◆ Extracted information:

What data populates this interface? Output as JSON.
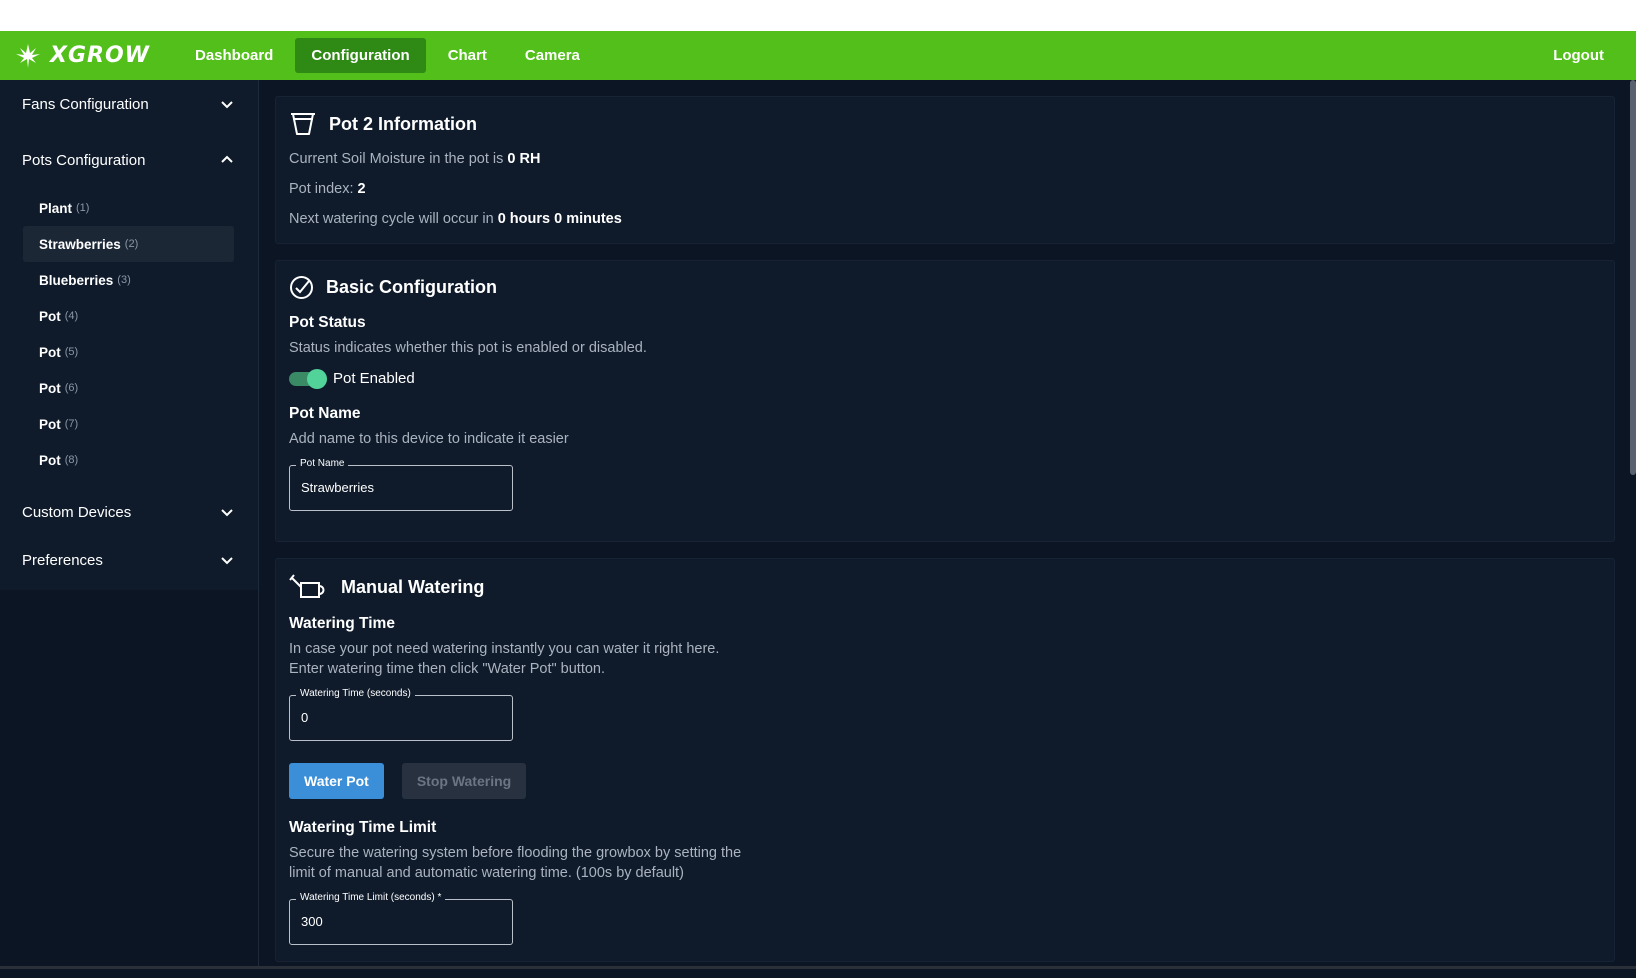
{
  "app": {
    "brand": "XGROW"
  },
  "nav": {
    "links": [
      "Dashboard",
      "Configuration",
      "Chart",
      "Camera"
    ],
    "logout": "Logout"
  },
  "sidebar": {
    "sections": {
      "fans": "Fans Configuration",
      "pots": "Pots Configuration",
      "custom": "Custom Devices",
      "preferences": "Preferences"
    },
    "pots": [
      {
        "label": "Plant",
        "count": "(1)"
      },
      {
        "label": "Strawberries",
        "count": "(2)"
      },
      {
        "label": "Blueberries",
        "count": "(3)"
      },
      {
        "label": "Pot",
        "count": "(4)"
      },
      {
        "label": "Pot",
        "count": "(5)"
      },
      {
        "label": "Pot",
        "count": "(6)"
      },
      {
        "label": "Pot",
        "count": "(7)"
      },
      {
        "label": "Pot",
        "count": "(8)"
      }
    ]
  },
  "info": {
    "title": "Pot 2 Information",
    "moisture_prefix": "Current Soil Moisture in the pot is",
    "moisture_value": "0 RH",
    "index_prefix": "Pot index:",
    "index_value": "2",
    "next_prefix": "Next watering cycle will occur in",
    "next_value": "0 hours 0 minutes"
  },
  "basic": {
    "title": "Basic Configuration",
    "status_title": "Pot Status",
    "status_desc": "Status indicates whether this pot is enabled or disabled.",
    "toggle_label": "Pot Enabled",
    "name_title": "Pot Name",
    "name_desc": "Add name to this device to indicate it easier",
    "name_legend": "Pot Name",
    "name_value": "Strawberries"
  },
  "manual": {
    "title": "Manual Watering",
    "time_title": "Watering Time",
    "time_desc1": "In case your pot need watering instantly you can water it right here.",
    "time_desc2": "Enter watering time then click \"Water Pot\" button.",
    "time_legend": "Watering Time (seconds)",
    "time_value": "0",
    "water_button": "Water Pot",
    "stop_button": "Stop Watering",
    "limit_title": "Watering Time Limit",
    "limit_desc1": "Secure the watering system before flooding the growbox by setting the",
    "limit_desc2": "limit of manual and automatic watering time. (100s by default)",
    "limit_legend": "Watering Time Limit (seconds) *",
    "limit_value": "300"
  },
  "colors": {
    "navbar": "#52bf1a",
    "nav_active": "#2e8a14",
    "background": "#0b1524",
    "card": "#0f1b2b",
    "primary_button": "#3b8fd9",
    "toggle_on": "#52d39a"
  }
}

◆ Directions:
Images in the data above are to be skipped. Retype all other material exactly.

◆ Result:
What data populates this interface? Output as JSON.
{
  "app": {
    "brand": "XGROW"
  },
  "nav": {
    "links": [
      "Dashboard",
      "Configuration",
      "Chart",
      "Camera"
    ],
    "logout": "Logout"
  },
  "sidebar": {
    "sections": {
      "fans": "Fans Configuration",
      "pots": "Pots Configuration",
      "custom": "Custom Devices",
      "preferences": "Preferences"
    },
    "pots": [
      {
        "label": "Plant",
        "count": "(1)"
      },
      {
        "label": "Strawberries",
        "count": "(2)"
      },
      {
        "label": "Blueberries",
        "count": "(3)"
      },
      {
        "label": "Pot",
        "count": "(4)"
      },
      {
        "label": "Pot",
        "count": "(5)"
      },
      {
        "label": "Pot",
        "count": "(6)"
      },
      {
        "label": "Pot",
        "count": "(7)"
      },
      {
        "label": "Pot",
        "count": "(8)"
      }
    ]
  },
  "info": {
    "title": "Pot 2 Information",
    "moisture_prefix": "Current Soil Moisture in the pot is",
    "moisture_value": "0 RH",
    "index_prefix": "Pot index:",
    "index_value": "2",
    "next_prefix": "Next watering cycle will occur in",
    "next_value": "0 hours 0 minutes"
  },
  "basic": {
    "title": "Basic Configuration",
    "status_title": "Pot Status",
    "status_desc": "Status indicates whether this pot is enabled or disabled.",
    "toggle_label": "Pot Enabled",
    "name_title": "Pot Name",
    "name_desc": "Add name to this device to indicate it easier",
    "name_legend": "Pot Name",
    "name_value": "Strawberries"
  },
  "manual": {
    "title": "Manual Watering",
    "time_title": "Watering Time",
    "time_desc1": "In case your pot need watering instantly you can water it right here.",
    "time_desc2": "Enter watering time then click \"Water Pot\" button.",
    "time_legend": "Watering Time (seconds)",
    "time_value": "0",
    "water_button": "Water Pot",
    "stop_button": "Stop Watering",
    "limit_title": "Watering Time Limit",
    "limit_desc1": "Secure the watering system before flooding the growbox by setting the",
    "limit_desc2": "limit of manual and automatic watering time. (100s by default)",
    "limit_legend": "Watering Time Limit (seconds) *",
    "limit_value": "300"
  },
  "colors": {
    "navbar": "#52bf1a",
    "nav_active": "#2e8a14",
    "background": "#0b1524",
    "card": "#0f1b2b",
    "primary_button": "#3b8fd9",
    "toggle_on": "#52d39a"
  }
}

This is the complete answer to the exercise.